> **Items from a dataset**

————————

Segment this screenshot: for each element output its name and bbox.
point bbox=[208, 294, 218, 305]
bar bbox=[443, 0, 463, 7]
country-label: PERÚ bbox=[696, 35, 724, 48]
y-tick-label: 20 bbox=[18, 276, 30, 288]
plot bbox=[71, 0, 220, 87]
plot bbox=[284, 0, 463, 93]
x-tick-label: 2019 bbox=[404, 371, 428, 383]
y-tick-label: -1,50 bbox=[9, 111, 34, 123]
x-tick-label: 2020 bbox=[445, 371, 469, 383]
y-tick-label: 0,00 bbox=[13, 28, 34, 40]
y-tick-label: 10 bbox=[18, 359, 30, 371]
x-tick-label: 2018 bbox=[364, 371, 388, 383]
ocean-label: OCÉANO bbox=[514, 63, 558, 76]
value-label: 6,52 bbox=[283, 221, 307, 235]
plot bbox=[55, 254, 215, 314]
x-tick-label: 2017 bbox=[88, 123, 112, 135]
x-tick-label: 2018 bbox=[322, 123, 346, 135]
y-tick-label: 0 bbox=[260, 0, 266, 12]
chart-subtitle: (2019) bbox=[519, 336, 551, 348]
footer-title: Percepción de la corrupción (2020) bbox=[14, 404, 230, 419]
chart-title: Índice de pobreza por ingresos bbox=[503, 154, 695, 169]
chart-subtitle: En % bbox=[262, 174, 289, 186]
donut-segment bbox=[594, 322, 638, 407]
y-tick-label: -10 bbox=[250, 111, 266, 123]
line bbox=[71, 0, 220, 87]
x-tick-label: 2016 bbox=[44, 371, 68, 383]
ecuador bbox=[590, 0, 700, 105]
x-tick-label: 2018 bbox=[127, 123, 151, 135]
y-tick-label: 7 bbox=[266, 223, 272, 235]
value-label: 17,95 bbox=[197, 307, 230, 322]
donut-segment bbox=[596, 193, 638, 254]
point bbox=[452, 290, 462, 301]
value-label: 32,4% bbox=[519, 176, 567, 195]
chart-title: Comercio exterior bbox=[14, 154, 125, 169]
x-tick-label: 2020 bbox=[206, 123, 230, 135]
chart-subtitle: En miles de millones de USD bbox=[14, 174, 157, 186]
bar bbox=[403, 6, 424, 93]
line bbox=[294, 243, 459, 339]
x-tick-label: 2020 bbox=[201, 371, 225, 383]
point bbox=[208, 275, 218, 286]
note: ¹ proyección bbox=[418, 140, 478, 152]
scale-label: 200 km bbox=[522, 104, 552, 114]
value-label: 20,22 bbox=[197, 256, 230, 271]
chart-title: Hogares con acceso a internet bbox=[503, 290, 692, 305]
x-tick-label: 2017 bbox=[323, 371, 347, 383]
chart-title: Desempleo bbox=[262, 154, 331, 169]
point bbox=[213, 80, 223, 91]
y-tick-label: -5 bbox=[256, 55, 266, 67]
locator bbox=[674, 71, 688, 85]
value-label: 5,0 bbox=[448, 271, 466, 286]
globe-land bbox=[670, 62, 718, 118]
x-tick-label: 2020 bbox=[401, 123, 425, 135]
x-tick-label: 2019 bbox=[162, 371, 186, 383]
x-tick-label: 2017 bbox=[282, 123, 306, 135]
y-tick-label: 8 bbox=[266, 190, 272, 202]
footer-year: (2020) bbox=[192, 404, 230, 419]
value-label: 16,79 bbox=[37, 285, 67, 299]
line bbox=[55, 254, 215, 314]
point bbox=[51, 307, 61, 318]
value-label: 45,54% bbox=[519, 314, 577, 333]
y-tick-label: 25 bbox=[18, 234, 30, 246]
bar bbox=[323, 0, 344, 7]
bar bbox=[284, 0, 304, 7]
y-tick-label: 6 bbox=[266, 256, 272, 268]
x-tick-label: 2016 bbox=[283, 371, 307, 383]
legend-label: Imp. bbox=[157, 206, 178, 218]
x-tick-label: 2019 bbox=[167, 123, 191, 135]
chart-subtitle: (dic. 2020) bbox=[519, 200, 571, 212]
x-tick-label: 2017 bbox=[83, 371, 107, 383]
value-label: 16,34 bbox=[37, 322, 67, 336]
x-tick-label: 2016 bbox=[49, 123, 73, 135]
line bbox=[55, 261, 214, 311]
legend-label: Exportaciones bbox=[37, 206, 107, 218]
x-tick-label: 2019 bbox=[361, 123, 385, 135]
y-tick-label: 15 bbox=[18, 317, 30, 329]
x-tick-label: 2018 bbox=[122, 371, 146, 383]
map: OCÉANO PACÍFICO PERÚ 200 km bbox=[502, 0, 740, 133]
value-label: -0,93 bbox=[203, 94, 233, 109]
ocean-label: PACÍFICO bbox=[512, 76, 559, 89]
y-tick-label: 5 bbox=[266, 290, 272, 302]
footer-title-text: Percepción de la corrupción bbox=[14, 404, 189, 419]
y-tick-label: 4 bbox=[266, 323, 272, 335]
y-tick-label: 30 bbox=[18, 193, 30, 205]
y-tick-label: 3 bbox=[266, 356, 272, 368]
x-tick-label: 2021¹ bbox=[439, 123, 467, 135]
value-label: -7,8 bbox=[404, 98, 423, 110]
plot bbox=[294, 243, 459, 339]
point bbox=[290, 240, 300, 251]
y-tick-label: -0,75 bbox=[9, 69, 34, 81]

————————

> **REQUEST**
Give every line of the data above as a JSON list of strings, one string per line, leaving out blank lines.

> **TASK RESULT**
[
  "Segment this screenshot: for each element output its name and bbox.",
  "point bbox=[208, 294, 218, 305]",
  "bar bbox=[443, 0, 463, 7]",
  "country-label: PERÚ bbox=[696, 35, 724, 48]",
  "y-tick-label: 20 bbox=[18, 276, 30, 288]",
  "plot bbox=[71, 0, 220, 87]",
  "plot bbox=[284, 0, 463, 93]",
  "x-tick-label: 2019 bbox=[404, 371, 428, 383]",
  "y-tick-label: -1,50 bbox=[9, 111, 34, 123]",
  "x-tick-label: 2020 bbox=[445, 371, 469, 383]",
  "y-tick-label: 0,00 bbox=[13, 28, 34, 40]",
  "y-tick-label: 10 bbox=[18, 359, 30, 371]",
  "x-tick-label: 2018 bbox=[364, 371, 388, 383]",
  "ocean-label: OCÉANO bbox=[514, 63, 558, 76]",
  "value-label: 6,52 bbox=[283, 221, 307, 235]",
  "plot bbox=[55, 254, 215, 314]",
  "x-tick-label: 2017 bbox=[88, 123, 112, 135]",
  "x-tick-label: 2018 bbox=[322, 123, 346, 135]",
  "y-tick-label: 0 bbox=[260, 0, 266, 12]",
  "chart-subtitle: (2019) bbox=[519, 336, 551, 348]",
  "footer-title: Percepción de la corrupción (2020) bbox=[14, 404, 230, 419]",
  "chart-title: Índice de pobreza por ingresos bbox=[503, 154, 695, 169]",
  "chart-subtitle: En % bbox=[262, 174, 289, 186]",
  "donut-segment bbox=[594, 322, 638, 407]",
  "y-tick-label: -10 bbox=[250, 111, 266, 123]",
  "line bbox=[71, 0, 220, 87]",
  "x-tick-label: 2016 bbox=[44, 371, 68, 383]",
  "ecuador bbox=[590, 0, 700, 105]",
  "x-tick-label: 2018 bbox=[127, 123, 151, 135]",
  "y-tick-label: 7 bbox=[266, 223, 272, 235]",
  "value-label: 17,95 bbox=[197, 307, 230, 322]",
  "donut-segment bbox=[596, 193, 638, 254]",
  "point bbox=[452, 290, 462, 301]",
  "value-label: 32,4% bbox=[519, 176, 567, 195]",
  "chart-title: Comercio exterior bbox=[14, 154, 125, 169]",
  "x-tick-label: 2020 bbox=[206, 123, 230, 135]",
  "chart-subtitle: En miles de millones de USD bbox=[14, 174, 157, 186]",
  "bar bbox=[403, 6, 424, 93]",
  "line bbox=[294, 243, 459, 339]",
  "x-tick-label: 2020 bbox=[201, 371, 225, 383]",
  "point bbox=[208, 275, 218, 286]",
  "note: ¹ proyección bbox=[418, 140, 478, 152]",
  "scale-label: 200 km bbox=[522, 104, 552, 114]",
  "value-label: 20,22 bbox=[197, 256, 230, 271]",
  "chart-title: Hogares con acceso a internet bbox=[503, 290, 692, 305]",
  "x-tick-label: 2017 bbox=[323, 371, 347, 383]",
  "chart-title: Desempleo bbox=[262, 154, 331, 169]",
  "point bbox=[213, 80, 223, 91]",
  "y-tick-label: -5 bbox=[256, 55, 266, 67]",
  "locator bbox=[674, 71, 688, 85]",
  "value-label: 5,0 bbox=[448, 271, 466, 286]",
  "globe-land bbox=[670, 62, 718, 118]",
  "x-tick-label: 2020 bbox=[401, 123, 425, 135]",
  "x-tick-label: 2019 bbox=[162, 371, 186, 383]",
  "x-tick-label: 2017 bbox=[282, 123, 306, 135]",
  "y-tick-label: 8 bbox=[266, 190, 272, 202]",
  "footer-year: (2020) bbox=[192, 404, 230, 419]",
  "value-label: 16,79 bbox=[37, 285, 67, 299]",
  "line bbox=[55, 254, 215, 314]",
  "point bbox=[51, 307, 61, 318]",
  "value-label: 45,54% bbox=[519, 314, 577, 333]",
  "y-tick-label: 25 bbox=[18, 234, 30, 246]",
  "bar bbox=[323, 0, 344, 7]",
  "bar bbox=[284, 0, 304, 7]",
  "y-tick-label: 6 bbox=[266, 256, 272, 268]",
  "x-tick-label: 2016 bbox=[283, 371, 307, 383]",
  "legend-label: Imp. bbox=[157, 206, 178, 218]",
  "x-tick-label: 2019 bbox=[167, 123, 191, 135]",
  "chart-subtitle: (dic. 2020) bbox=[519, 200, 571, 212]",
  "x-tick-label: 2017 bbox=[83, 371, 107, 383]",
  "value-label: 16,34 bbox=[37, 322, 67, 336]",
  "x-tick-label: 2016 bbox=[49, 123, 73, 135]",
  "line bbox=[55, 261, 214, 311]",
  "legend-label: Exportaciones bbox=[37, 206, 107, 218]",
  "x-tick-label: 2019 bbox=[361, 123, 385, 135]",
  "y-tick-label: 15 bbox=[18, 317, 30, 329]",
  "x-tick-label: 2018 bbox=[122, 371, 146, 383]",
  "map: OCÉANO PACÍFICO PERÚ 200 km bbox=[502, 0, 740, 133]",
  "value-label: -0,93 bbox=[203, 94, 233, 109]",
  "ocean-label: PACÍFICO bbox=[512, 76, 559, 89]",
  "y-tick-label: 5 bbox=[266, 290, 272, 302]",
  "footer-title-text: Percepción de la corrupción bbox=[14, 404, 189, 419]",
  "y-tick-label: 4 bbox=[266, 323, 272, 335]",
  "y-tick-label: 30 bbox=[18, 193, 30, 205]",
  "y-tick-label: 3 bbox=[266, 356, 272, 368]",
  "x-tick-label: 2021¹ bbox=[439, 123, 467, 135]",
  "value-label: -7,8 bbox=[404, 98, 423, 110]",
  "plot bbox=[294, 243, 459, 339]",
  "point bbox=[290, 240, 300, 251]",
  "y-tick-label: -0,75 bbox=[9, 69, 34, 81]"
]